• REQUIREMENT: Isolate every line in the data with the string "小型新能源汽车" and copy it.

+++++

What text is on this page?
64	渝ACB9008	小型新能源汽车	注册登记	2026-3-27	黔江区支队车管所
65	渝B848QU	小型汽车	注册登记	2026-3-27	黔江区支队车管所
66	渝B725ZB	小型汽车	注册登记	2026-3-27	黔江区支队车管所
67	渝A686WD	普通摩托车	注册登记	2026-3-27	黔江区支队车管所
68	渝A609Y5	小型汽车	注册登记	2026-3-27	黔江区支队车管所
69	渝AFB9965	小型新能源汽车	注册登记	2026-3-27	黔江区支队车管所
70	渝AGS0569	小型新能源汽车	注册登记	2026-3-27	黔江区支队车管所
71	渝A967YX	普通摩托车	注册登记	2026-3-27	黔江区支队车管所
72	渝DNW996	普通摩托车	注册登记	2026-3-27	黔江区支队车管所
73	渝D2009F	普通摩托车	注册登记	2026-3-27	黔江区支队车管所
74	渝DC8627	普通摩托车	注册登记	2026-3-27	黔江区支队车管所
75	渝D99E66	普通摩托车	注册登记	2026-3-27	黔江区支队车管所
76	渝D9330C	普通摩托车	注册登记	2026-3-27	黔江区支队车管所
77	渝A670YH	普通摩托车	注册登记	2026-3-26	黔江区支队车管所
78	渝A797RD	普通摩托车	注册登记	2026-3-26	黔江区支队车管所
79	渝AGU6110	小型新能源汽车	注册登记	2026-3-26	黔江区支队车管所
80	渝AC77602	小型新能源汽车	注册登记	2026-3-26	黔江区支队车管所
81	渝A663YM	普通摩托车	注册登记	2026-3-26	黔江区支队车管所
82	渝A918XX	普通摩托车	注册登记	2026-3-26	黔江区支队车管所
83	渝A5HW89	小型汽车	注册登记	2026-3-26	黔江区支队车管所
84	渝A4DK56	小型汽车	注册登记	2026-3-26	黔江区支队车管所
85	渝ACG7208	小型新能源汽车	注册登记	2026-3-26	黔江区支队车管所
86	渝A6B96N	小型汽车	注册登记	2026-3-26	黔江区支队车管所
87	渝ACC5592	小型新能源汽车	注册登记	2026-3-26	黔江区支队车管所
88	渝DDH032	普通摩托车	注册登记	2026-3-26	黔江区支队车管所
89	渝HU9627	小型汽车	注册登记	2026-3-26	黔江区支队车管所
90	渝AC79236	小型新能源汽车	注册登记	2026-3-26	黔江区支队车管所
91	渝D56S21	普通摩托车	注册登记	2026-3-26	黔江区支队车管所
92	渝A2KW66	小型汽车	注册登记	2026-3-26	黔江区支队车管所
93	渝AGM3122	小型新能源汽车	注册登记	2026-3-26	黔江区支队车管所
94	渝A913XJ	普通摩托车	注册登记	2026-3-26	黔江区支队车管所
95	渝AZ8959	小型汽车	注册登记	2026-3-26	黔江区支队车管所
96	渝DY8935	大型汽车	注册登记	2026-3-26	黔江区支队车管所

+++++

• TASK SOLUTION:
64	渝ACB9008	小型新能源汽车	注册登记	2026-3-27	黔江区支队车管所
69	渝AFB9965	小型新能源汽车	注册登记	2026-3-27	黔江区支队车管所
70	渝AGS0569	小型新能源汽车	注册登记	2026-3-27	黔江区支队车管所
79	渝AGU6110	小型新能源汽车	注册登记	2026-3-26	黔江区支队车管所
80	渝AC77602	小型新能源汽车	注册登记	2026-3-26	黔江区支队车管所
85	渝ACG7208	小型新能源汽车	注册登记	2026-3-26	黔江区支队车管所
87	渝ACC5592	小型新能源汽车	注册登记	2026-3-26	黔江区支队车管所
90	渝AC79236	小型新能源汽车	注册登记	2026-3-26	黔江区支队车管所
93	渝AGM3122	小型新能源汽车	注册登记	2026-3-26	黔江区支队车管所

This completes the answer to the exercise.